Exercise details: Copy out word for word the lines of the data, starting from the very first line and going on through the line that contains "641, 202, 663]".

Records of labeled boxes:
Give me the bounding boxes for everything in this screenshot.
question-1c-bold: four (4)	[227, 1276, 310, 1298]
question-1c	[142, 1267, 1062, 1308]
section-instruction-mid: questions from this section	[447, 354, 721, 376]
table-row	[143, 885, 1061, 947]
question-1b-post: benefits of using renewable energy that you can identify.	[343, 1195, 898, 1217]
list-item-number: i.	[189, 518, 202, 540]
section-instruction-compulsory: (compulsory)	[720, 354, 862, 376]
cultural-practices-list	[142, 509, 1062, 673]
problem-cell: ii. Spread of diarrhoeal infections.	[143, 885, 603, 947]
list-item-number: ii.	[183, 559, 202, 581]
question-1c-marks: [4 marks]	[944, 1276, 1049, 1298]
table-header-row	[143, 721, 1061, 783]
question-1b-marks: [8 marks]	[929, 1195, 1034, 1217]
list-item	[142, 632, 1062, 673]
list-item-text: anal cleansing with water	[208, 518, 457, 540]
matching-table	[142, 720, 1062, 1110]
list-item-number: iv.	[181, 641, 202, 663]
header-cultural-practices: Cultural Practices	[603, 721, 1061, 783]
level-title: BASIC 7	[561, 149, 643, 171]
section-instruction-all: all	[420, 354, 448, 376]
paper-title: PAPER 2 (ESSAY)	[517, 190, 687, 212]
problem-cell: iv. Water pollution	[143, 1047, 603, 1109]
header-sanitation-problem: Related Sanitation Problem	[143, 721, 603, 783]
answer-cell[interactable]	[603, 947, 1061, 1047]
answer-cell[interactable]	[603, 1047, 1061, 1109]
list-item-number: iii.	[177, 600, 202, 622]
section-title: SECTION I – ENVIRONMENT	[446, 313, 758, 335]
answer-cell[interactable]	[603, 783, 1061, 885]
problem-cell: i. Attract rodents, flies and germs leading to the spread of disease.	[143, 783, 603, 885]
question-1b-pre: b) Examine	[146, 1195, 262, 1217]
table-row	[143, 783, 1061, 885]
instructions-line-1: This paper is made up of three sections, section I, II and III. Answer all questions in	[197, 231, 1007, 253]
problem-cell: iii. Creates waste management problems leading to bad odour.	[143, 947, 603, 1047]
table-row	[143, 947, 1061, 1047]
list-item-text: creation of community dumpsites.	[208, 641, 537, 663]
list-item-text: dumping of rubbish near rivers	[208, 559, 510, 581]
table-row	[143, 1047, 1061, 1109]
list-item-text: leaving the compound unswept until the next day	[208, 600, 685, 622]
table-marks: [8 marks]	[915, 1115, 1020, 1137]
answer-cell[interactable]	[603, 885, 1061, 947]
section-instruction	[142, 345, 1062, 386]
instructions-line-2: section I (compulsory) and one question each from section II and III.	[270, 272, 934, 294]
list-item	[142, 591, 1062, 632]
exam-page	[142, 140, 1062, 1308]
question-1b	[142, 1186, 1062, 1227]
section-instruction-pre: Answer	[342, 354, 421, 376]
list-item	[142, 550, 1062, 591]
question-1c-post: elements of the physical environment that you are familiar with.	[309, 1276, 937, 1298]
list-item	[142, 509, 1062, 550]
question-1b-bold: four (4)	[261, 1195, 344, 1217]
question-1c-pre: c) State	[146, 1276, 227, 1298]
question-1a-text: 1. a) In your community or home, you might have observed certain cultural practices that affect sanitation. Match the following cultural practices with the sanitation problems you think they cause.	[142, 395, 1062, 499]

Answer in full:
Give me the bounding boxes for everything in this screenshot.
question-1c-bold: four (4)	[227, 1276, 310, 1298]
question-1c	[142, 1267, 1062, 1308]
section-instruction-mid: questions from this section	[447, 354, 721, 376]
table-row	[143, 885, 1061, 947]
question-1b-post: benefits of using renewable energy that you can identify.	[343, 1195, 898, 1217]
list-item-number: i.	[189, 518, 202, 540]
section-instruction-compulsory: (compulsory)	[720, 354, 862, 376]
cultural-practices-list	[142, 509, 1062, 673]
problem-cell: ii. Spread of diarrhoeal infections.	[143, 885, 603, 947]
list-item-number: ii.	[183, 559, 202, 581]
question-1c-marks: [4 marks]	[944, 1276, 1049, 1298]
table-header-row	[143, 721, 1061, 783]
question-1b-marks: [8 marks]	[929, 1195, 1034, 1217]
list-item	[142, 632, 1062, 673]
list-item-text: anal cleansing with water	[208, 518, 457, 540]
matching-table	[142, 720, 1062, 1110]
list-item-number: iv.	[181, 641, 202, 663]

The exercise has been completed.